» **Problem requirements**: Check every line of the material below for the string "down", and return the ones that have it.

» **Input rows**:
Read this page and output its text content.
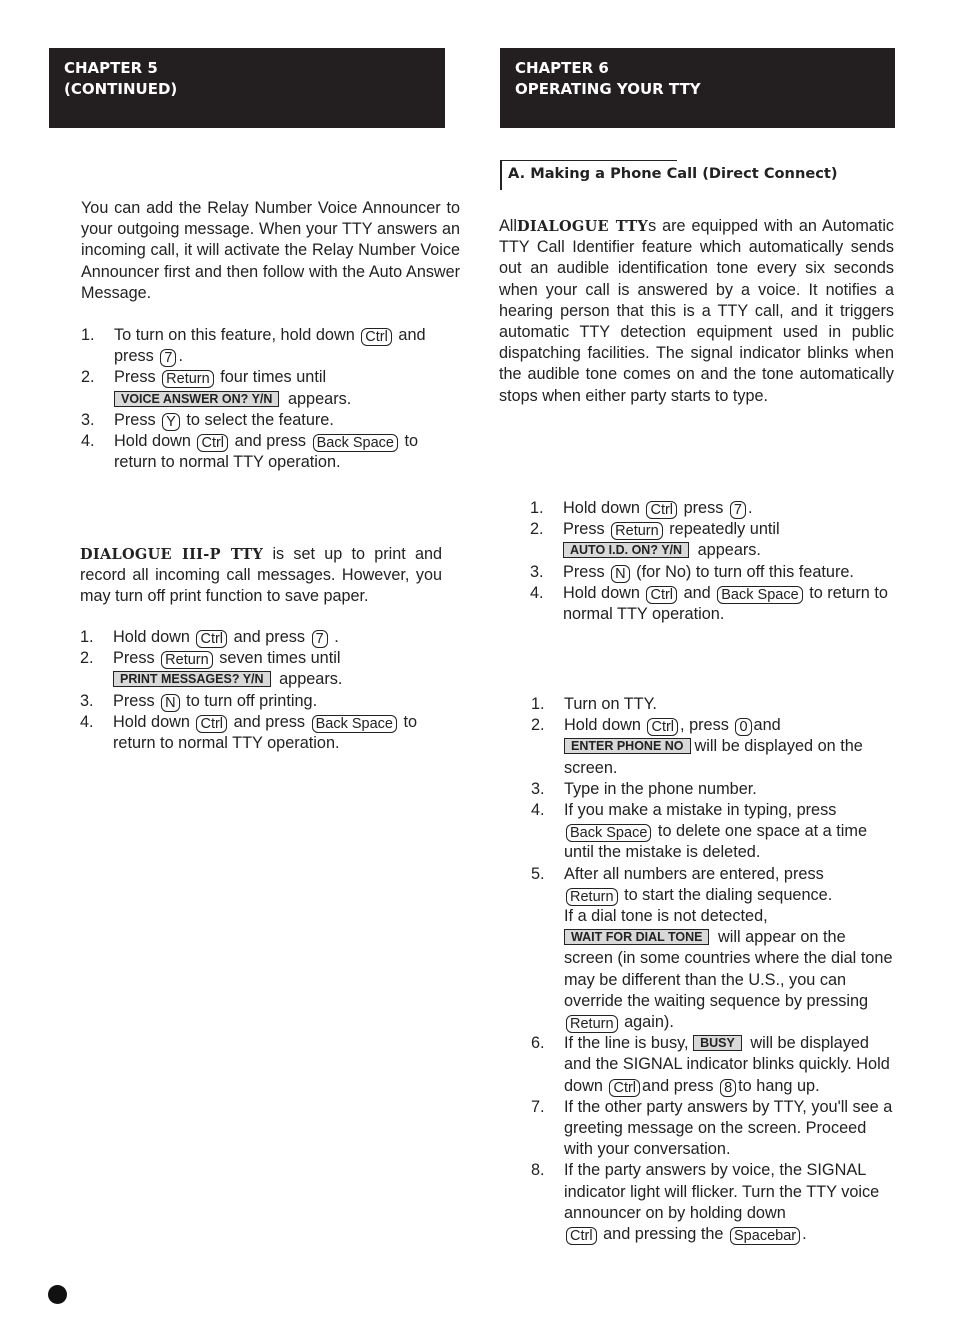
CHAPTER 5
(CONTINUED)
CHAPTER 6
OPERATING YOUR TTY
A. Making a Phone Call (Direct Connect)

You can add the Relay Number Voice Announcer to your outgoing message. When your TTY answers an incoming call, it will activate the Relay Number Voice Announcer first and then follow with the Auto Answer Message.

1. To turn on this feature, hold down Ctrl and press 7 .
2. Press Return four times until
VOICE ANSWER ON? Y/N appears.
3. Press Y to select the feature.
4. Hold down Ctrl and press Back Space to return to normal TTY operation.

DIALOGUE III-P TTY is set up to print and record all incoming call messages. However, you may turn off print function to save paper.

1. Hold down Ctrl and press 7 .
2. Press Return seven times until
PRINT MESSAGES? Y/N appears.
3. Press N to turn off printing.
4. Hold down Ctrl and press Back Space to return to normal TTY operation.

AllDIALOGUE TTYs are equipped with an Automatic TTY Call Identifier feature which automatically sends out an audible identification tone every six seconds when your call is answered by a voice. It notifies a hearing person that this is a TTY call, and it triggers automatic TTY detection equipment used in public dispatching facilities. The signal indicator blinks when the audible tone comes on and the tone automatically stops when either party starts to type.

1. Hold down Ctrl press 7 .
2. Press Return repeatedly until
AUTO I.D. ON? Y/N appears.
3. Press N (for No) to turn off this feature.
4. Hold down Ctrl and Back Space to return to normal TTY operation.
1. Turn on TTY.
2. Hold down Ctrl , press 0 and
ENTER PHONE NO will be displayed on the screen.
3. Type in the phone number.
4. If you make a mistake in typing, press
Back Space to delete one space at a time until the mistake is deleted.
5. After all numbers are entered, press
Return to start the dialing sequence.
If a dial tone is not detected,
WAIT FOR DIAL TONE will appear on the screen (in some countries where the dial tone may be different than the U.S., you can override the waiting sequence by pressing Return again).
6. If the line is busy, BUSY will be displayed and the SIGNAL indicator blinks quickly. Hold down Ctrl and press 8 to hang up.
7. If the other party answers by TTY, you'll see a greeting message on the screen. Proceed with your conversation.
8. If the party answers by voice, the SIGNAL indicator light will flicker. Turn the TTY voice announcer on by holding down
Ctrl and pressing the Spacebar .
* * *
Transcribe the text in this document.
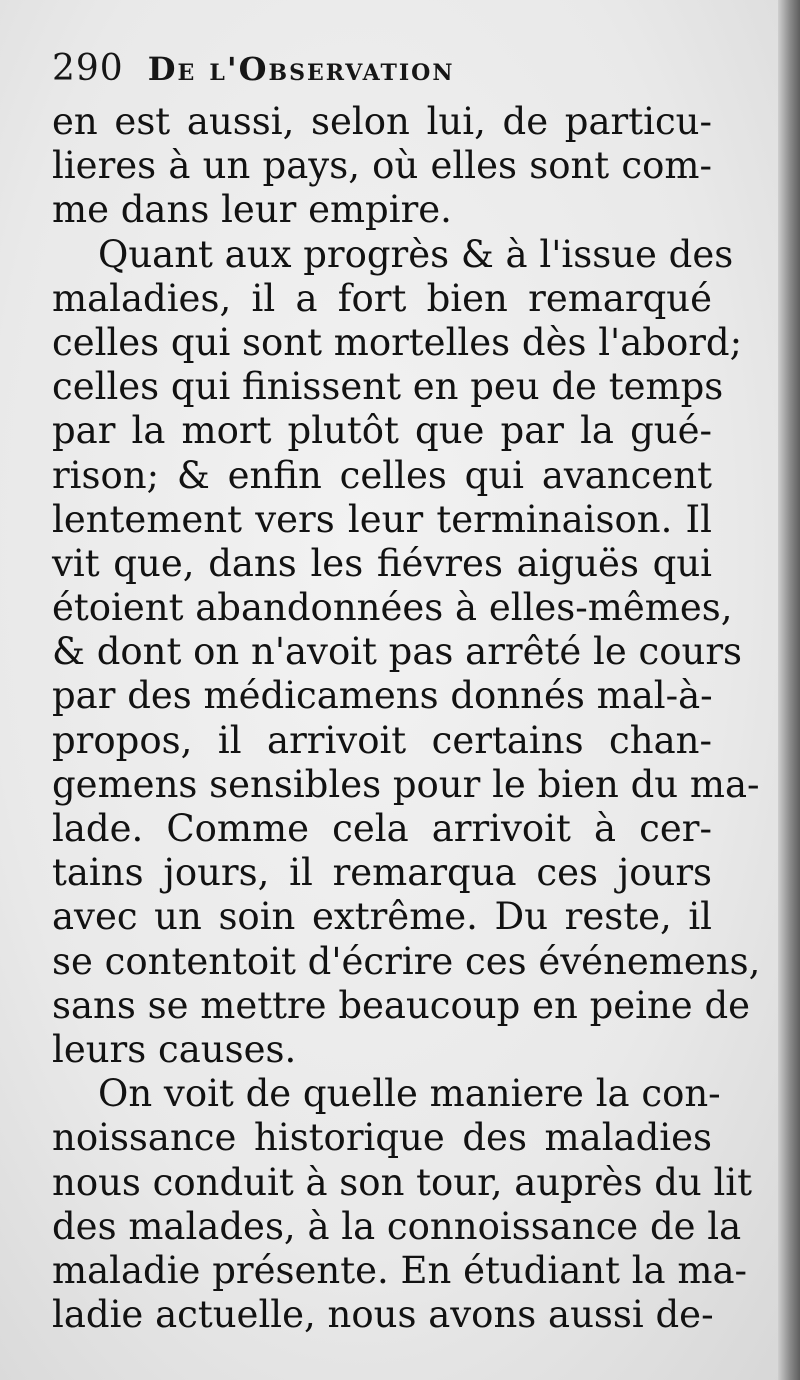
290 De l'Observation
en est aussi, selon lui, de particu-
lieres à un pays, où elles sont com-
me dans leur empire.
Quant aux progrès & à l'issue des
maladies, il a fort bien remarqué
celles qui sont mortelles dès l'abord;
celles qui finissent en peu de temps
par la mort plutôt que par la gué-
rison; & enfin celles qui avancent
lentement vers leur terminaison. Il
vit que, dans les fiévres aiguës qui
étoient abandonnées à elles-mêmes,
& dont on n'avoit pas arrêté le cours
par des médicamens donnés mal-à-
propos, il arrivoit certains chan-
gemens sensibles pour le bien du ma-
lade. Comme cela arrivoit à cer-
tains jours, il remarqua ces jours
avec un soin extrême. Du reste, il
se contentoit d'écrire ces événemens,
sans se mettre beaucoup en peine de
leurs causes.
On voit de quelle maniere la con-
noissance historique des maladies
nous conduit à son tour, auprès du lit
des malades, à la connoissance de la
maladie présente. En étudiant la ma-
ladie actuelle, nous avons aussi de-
* * *
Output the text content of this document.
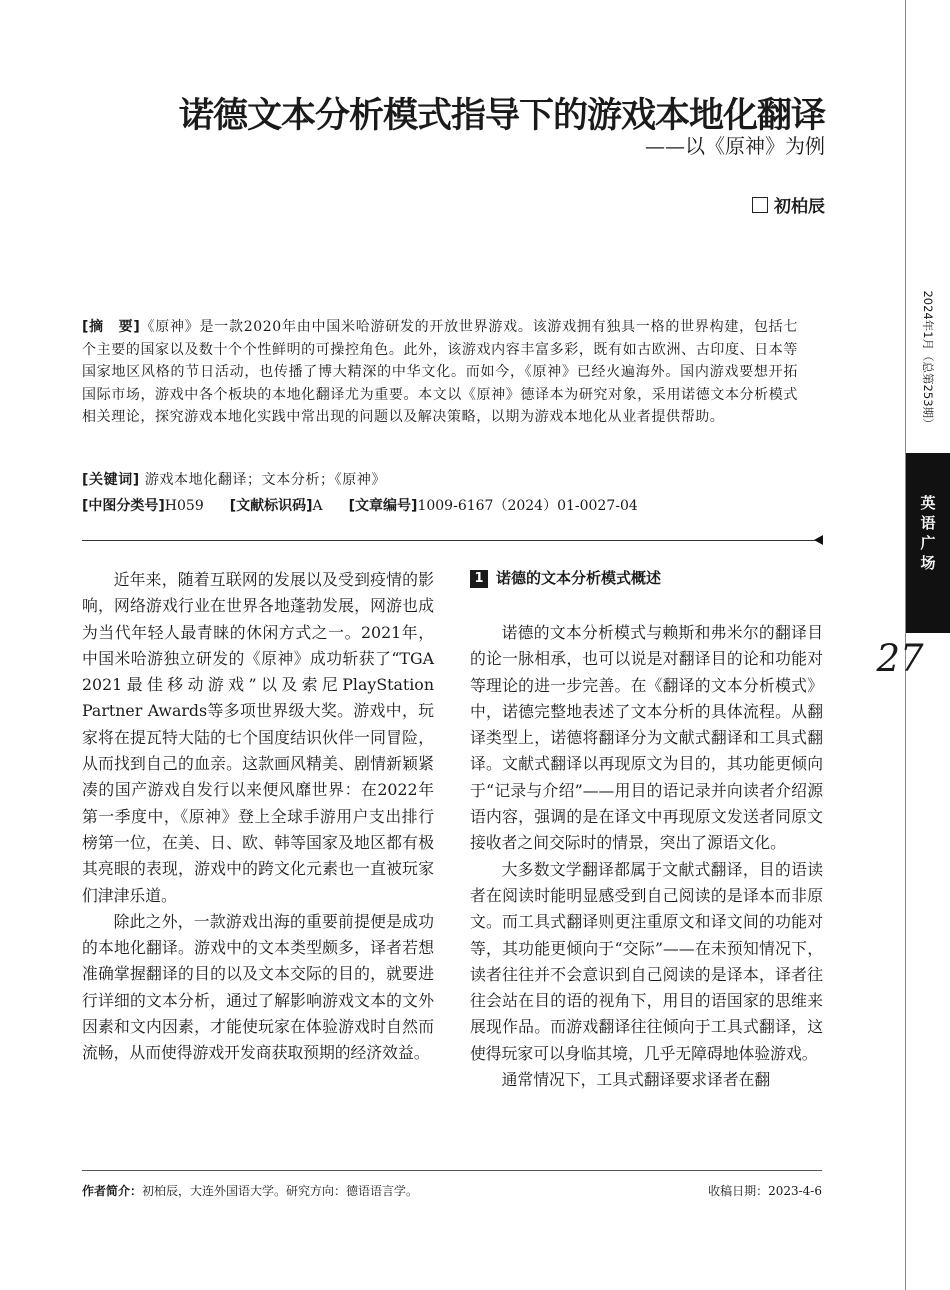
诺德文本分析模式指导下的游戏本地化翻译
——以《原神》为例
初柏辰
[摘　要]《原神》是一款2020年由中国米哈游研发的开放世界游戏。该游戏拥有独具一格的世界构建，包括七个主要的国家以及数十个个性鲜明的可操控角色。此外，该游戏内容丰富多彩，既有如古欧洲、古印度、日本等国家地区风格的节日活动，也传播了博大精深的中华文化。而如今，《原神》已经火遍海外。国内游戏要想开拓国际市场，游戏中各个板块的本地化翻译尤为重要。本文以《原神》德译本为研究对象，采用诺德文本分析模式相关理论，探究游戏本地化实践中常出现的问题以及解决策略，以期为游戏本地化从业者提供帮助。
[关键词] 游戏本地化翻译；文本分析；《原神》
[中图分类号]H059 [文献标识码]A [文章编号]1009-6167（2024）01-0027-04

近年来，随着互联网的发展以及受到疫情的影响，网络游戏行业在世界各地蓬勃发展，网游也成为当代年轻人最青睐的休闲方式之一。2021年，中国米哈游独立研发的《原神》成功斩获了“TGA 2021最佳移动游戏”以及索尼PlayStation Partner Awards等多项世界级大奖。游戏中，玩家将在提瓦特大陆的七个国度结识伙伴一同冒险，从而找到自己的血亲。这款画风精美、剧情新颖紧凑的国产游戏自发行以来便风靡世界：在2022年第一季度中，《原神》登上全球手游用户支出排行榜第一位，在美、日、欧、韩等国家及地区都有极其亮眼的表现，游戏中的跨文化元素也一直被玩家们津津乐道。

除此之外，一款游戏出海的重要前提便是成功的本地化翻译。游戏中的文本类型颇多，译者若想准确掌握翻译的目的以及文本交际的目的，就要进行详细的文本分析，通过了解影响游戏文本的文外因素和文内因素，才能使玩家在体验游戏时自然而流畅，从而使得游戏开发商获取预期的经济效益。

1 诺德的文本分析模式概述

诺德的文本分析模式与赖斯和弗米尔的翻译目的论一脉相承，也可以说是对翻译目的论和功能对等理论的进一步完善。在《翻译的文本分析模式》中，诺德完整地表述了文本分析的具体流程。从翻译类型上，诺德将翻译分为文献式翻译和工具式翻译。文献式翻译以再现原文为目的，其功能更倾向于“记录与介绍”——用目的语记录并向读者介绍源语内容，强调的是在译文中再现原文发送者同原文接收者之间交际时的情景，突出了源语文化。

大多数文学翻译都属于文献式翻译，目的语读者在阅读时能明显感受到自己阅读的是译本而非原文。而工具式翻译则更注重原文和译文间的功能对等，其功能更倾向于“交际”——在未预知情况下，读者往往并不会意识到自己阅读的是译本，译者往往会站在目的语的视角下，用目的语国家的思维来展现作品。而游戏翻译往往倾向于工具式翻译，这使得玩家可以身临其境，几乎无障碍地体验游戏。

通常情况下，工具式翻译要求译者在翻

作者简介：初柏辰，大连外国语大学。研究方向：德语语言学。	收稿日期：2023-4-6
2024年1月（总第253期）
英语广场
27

» **Final answer**:
1. To turn on this feature, hold down Ctrl and press 7 .
4. Hold down Ctrl and press Back Space to return to normal TTY operation.
1. Hold down Ctrl and press 7 .
4. Hold down Ctrl and press Back Space to return to normal TTY operation.
1. Hold down Ctrl press 7 .
4. Hold down Ctrl and Back Space to return to normal TTY operation.
2. Hold down Ctrl , press 0 and
6. If the line is busy, BUSY will be displayed and the SIGNAL indicator blinks quickly. Hold down Ctrl and press 8 to hang up.
8. If the party answers by voice, the SIGNAL indicator light will flicker. Turn the TTY voice announcer on by holding down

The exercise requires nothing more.